Records for this task
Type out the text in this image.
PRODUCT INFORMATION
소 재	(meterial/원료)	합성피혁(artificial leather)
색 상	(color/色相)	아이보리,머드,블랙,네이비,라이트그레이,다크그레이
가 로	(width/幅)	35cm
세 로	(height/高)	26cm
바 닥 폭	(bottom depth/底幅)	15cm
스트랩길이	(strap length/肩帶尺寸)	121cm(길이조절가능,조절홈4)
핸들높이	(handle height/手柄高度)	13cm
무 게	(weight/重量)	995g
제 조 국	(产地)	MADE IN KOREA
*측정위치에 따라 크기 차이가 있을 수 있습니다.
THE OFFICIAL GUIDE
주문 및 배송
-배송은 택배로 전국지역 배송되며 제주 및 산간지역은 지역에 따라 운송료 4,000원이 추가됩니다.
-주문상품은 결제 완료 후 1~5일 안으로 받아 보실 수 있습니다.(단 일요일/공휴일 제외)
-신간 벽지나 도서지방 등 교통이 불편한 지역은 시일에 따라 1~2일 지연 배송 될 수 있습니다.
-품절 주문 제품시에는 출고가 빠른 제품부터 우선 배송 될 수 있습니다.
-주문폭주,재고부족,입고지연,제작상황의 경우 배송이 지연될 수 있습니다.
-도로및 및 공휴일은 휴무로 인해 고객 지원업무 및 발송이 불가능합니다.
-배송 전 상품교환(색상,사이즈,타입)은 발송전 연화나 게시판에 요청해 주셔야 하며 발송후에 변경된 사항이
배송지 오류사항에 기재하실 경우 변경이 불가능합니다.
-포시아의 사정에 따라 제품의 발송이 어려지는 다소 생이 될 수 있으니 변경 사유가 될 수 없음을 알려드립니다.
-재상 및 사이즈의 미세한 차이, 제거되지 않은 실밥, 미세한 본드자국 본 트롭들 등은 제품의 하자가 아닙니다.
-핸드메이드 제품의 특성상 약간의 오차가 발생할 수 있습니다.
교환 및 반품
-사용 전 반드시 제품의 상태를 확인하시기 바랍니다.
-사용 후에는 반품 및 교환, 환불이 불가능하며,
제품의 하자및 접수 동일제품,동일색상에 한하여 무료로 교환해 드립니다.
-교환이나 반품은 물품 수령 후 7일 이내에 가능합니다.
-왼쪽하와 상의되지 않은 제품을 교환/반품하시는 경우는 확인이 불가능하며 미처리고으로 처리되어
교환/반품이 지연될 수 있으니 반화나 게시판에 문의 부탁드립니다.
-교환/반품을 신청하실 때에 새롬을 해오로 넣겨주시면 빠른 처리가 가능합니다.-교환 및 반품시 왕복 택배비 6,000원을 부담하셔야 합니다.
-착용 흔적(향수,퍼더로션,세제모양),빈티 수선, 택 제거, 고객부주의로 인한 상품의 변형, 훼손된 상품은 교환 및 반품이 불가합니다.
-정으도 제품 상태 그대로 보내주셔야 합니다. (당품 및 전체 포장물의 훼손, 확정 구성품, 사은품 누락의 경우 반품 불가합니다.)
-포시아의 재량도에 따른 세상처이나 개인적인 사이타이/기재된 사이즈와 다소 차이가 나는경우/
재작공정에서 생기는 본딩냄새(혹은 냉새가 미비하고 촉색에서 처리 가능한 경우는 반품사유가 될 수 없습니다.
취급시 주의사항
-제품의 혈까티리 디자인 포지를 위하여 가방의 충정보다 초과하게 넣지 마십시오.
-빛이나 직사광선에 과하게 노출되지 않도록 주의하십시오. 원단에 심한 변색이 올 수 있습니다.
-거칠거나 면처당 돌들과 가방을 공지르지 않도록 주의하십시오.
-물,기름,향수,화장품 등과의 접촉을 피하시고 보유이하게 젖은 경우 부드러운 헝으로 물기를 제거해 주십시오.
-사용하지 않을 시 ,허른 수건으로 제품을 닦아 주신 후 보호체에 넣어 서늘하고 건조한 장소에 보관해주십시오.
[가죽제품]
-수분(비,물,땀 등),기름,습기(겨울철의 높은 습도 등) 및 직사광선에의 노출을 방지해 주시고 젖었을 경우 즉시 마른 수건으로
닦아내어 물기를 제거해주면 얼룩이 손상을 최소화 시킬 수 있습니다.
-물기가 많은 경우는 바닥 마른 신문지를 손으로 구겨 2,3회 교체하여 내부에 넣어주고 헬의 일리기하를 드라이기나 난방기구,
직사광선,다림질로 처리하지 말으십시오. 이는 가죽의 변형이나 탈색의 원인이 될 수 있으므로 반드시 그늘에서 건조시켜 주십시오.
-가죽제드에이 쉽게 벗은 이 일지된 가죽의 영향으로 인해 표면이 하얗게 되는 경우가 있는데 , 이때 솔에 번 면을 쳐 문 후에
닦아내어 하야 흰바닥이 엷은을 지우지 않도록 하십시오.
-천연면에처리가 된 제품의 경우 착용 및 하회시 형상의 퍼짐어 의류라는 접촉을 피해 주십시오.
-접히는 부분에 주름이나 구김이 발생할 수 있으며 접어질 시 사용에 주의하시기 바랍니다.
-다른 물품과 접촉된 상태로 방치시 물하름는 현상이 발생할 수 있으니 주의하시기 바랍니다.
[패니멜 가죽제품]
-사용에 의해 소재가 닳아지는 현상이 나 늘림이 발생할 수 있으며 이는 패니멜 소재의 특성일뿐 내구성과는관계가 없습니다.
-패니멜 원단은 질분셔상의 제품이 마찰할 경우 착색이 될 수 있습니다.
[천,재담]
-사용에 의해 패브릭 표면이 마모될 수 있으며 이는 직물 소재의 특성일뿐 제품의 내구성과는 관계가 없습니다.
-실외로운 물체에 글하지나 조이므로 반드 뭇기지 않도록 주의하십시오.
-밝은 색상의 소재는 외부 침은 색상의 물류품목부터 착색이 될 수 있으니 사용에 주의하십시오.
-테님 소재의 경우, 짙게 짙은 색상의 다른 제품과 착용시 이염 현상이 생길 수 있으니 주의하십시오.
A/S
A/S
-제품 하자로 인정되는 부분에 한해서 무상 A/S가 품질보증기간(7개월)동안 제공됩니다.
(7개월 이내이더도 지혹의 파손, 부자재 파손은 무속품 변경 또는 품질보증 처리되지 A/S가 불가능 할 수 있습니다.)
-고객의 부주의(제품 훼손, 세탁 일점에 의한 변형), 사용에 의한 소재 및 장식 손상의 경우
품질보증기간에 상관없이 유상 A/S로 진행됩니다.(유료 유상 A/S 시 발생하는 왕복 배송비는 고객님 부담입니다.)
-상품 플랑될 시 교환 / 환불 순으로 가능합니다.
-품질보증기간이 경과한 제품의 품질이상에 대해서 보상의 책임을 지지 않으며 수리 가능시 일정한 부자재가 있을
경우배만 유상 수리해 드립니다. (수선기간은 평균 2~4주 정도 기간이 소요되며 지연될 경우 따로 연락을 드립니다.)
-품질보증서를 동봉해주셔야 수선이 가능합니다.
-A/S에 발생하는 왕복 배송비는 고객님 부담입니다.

Direction
In full and verbatim, repeat the records given above.

Answer below
Type out the text in this image.
PRODUCT INFORMATION
소 재	(meterial/원료)	합성피혁(artificial leather)
색 상	(color/色相)	아이보리,머드,블랙,네이비,라이트그레이,다크그레이
가 로	(width/幅)	35cm
세 로	(height/高)	26cm
바 닥 폭	(bottom depth/底幅)	15cm
스트랩길이	(strap length/肩帶尺寸)	121cm(길이조절가능,조절홈4)
핸들높이	(handle height/手柄高度)	13cm
무 게	(weight/重量)	995g
제 조 국	(产地)	MADE IN KOREA
*측정위치에 따라 크기 차이가 있을 수 있습니다.
THE OFFICIAL GUIDE
주문 및 배송
-배송은 택배로 전국지역 배송되며 제주 및 산간지역은 지역에 따라 운송료 4,000원이 추가됩니다.
-주문상품은 결제 완료 후 1~5일 안으로 받아 보실 수 있습니다.(단 일요일/공휴일 제외)
-신간 벽지나 도서지방 등 교통이 불편한 지역은 시일에 따라 1~2일 지연 배송 될 수 있습니다.
-품절 주문 제품시에는 출고가 빠른 제품부터 우선 배송 될 수 있습니다.
-주문폭주,재고부족,입고지연,제작상황의 경우 배송이 지연될 수 있습니다.
-도로및 및 공휴일은 휴무로 인해 고객 지원업무 및 발송이 불가능합니다.
-배송 전 상품교환(색상,사이즈,타입)은 발송전 연화나 게시판에 요청해 주셔야 하며 발송후에 변경된 사항이
배송지 오류사항에 기재하실 경우 변경이 불가능합니다.
-포시아의 사정에 따라 제품의 발송이 어려지는 다소 생이 될 수 있으니 변경 사유가 될 수 없음을 알려드립니다.
-재상 및 사이즈의 미세한 차이, 제거되지 않은 실밥, 미세한 본드자국 본 트롭들 등은 제품의 하자가 아닙니다.
-핸드메이드 제품의 특성상 약간의 오차가 발생할 수 있습니다.
교환 및 반품
-사용 전 반드시 제품의 상태를 확인하시기 바랍니다.
-사용 후에는 반품 및 교환, 환불이 불가능하며,
제품의 하자및 접수 동일제품,동일색상에 한하여 무료로 교환해 드립니다.
-교환이나 반품은 물품 수령 후 7일 이내에 가능합니다.
-왼쪽하와 상의되지 않은 제품을 교환/반품하시는 경우는 확인이 불가능하며 미처리고으로 처리되어
교환/반품이 지연될 수 있으니 반화나 게시판에 문의 부탁드립니다.
-교환/반품을 신청하실 때에 새롬을 해오로 넣겨주시면 빠른 처리가 가능합니다.-교환 및 반품시 왕복 택배비 6,000원을 부담하셔야 합니다.
-착용 흔적(향수,퍼더로션,세제모양),빈티 수선, 택 제거, 고객부주의로 인한 상품의 변형, 훼손된 상품은 교환 및 반품이 불가합니다.
-정으도 제품 상태 그대로 보내주셔야 합니다. (당품 및 전체 포장물의 훼손, 확정 구성품, 사은품 누락의 경우 반품 불가합니다.)
-포시아의 재량도에 따른 세상처이나 개인적인 사이타이/기재된 사이즈와 다소 차이가 나는경우/
재작공정에서 생기는 본딩냄새(혹은 냉새가 미비하고 촉색에서 처리 가능한 경우는 반품사유가 될 수 없습니다.
취급시 주의사항
-제품의 혈까티리 디자인 포지를 위하여 가방의 충정보다 초과하게 넣지 마십시오.
-빛이나 직사광선에 과하게 노출되지 않도록 주의하십시오. 원단에 심한 변색이 올 수 있습니다.
-거칠거나 면처당 돌들과 가방을 공지르지 않도록 주의하십시오.
-물,기름,향수,화장품 등과의 접촉을 피하시고 보유이하게 젖은 경우 부드러운 헝으로 물기를 제거해 주십시오.
-사용하지 않을 시 ,허른 수건으로 제품을 닦아 주신 후 보호체에 넣어 서늘하고 건조한 장소에 보관해주십시오.
[가죽제품]
-수분(비,물,땀 등),기름,습기(겨울철의 높은 습도 등) 및 직사광선에의 노출을 방지해 주시고 젖었을 경우 즉시 마른 수건으로
닦아내어 물기를 제거해주면 얼룩이 손상을 최소화 시킬 수 있습니다.
-물기가 많은 경우는 바닥 마른 신문지를 손으로 구겨 2,3회 교체하여 내부에 넣어주고 헬의 일리기하를 드라이기나 난방기구,
직사광선,다림질로 처리하지 말으십시오. 이는 가죽의 변형이나 탈색의 원인이 될 수 있으므로 반드시 그늘에서 건조시켜 주십시오.
-가죽제드에이 쉽게 벗은 이 일지된 가죽의 영향으로 인해 표면이 하얗게 되는 경우가 있는데 , 이때 솔에 번 면을 쳐 문 후에
닦아내어 하야 흰바닥이 엷은을 지우지 않도록 하십시오.
-천연면에처리가 된 제품의 경우 착용 및 하회시 형상의 퍼짐어 의류라는 접촉을 피해 주십시오.
-접히는 부분에 주름이나 구김이 발생할 수 있으며 접어질 시 사용에 주의하시기 바랍니다.
-다른 물품과 접촉된 상태로 방치시 물하름는 현상이 발생할 수 있으니 주의하시기 바랍니다.
[패니멜 가죽제품]
-사용에 의해 소재가 닳아지는 현상이 나 늘림이 발생할 수 있으며 이는 패니멜 소재의 특성일뿐 내구성과는관계가 없습니다.
-패니멜 원단은 질분셔상의 제품이 마찰할 경우 착색이 될 수 있습니다.
[천,재담]
-사용에 의해 패브릭 표면이 마모될 수 있으며 이는 직물 소재의 특성일뿐 제품의 내구성과는 관계가 없습니다.
-실외로운 물체에 글하지나 조이므로 반드 뭇기지 않도록 주의하십시오.
-밝은 색상의 소재는 외부 침은 색상의 물류품목부터 착색이 될 수 있으니 사용에 주의하십시오.
-테님 소재의 경우, 짙게 짙은 색상의 다른 제품과 착용시 이염 현상이 생길 수 있으니 주의하십시오.
A/S
A/S
-제품 하자로 인정되는 부분에 한해서 무상 A/S가 품질보증기간(7개월)동안 제공됩니다.
(7개월 이내이더도 지혹의 파손, 부자재 파손은 무속품 변경 또는 품질보증 처리되지 A/S가 불가능 할 수 있습니다.)
-고객의 부주의(제품 훼손, 세탁 일점에 의한 변형), 사용에 의한 소재 및 장식 손상의 경우
품질보증기간에 상관없이 유상 A/S로 진행됩니다.(유료 유상 A/S 시 발생하는 왕복 배송비는 고객님 부담입니다.)
-상품 플랑될 시 교환 / 환불 순으로 가능합니다.
-품질보증기간이 경과한 제품의 품질이상에 대해서 보상의 책임을 지지 않으며 수리 가능시 일정한 부자재가 있을
경우배만 유상 수리해 드립니다. (수선기간은 평균 2~4주 정도 기간이 소요되며 지연될 경우 따로 연락을 드립니다.)
-품질보증서를 동봉해주셔야 수선이 가능합니다.
-A/S에 발생하는 왕복 배송비는 고객님 부담입니다.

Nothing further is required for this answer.